Dataset entries:
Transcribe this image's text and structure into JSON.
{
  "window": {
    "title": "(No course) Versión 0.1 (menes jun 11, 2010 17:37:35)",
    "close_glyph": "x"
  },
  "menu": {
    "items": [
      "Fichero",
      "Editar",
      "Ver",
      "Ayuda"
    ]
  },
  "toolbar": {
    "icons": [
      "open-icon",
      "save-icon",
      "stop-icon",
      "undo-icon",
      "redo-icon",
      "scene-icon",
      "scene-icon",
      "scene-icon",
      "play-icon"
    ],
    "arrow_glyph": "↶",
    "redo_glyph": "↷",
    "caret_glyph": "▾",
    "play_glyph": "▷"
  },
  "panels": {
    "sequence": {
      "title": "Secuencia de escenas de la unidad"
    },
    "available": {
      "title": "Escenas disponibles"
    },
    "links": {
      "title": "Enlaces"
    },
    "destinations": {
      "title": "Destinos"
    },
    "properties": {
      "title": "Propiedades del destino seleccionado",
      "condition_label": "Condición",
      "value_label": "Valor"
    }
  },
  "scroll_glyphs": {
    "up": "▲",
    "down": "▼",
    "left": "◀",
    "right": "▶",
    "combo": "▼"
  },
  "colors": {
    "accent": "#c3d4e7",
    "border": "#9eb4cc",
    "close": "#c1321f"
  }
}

WHAT THE TASK ASKS
Retype all of the entries precisely as they are.

WORKED SOLUTION
Transcribe this image's text and structure into JSON.
{
  "window": {
    "title": "(No course) Versión 0.1 (menes jun 11, 2010 17:37:35)",
    "close_glyph": "x"
  },
  "menu": {
    "items": [
      "Fichero",
      "Editar",
      "Ver",
      "Ayuda"
    ]
  },
  "toolbar": {
    "icons": [
      "open-icon",
      "save-icon",
      "stop-icon",
      "undo-icon",
      "redo-icon",
      "scene-icon",
      "scene-icon",
      "scene-icon",
      "play-icon"
    ],
    "arrow_glyph": "↶",
    "redo_glyph": "↷",
    "caret_glyph": "▾",
    "play_glyph": "▷"
  },
  "panels": {
    "sequence": {
      "title": "Secuencia de escenas de la unidad"
    },
    "available": {
      "title": "Escenas disponibles"
    },
    "links": {
      "title": "Enlaces"
    },
    "destinations": {
      "title": "Destinos"
    },
    "properties": {
      "title": "Propiedades del destino seleccionado",
      "condition_label": "Condición",
      "value_label": "Valor"
    }
  },
  "scroll_glyphs": {
    "up": "▲",
    "down": "▼",
    "left": "◀",
    "right": "▶",
    "combo": "▼"
  },
  "colors": {
    "accent": "#c3d4e7",
    "border": "#9eb4cc",
    "close": "#c1321f"
  }
}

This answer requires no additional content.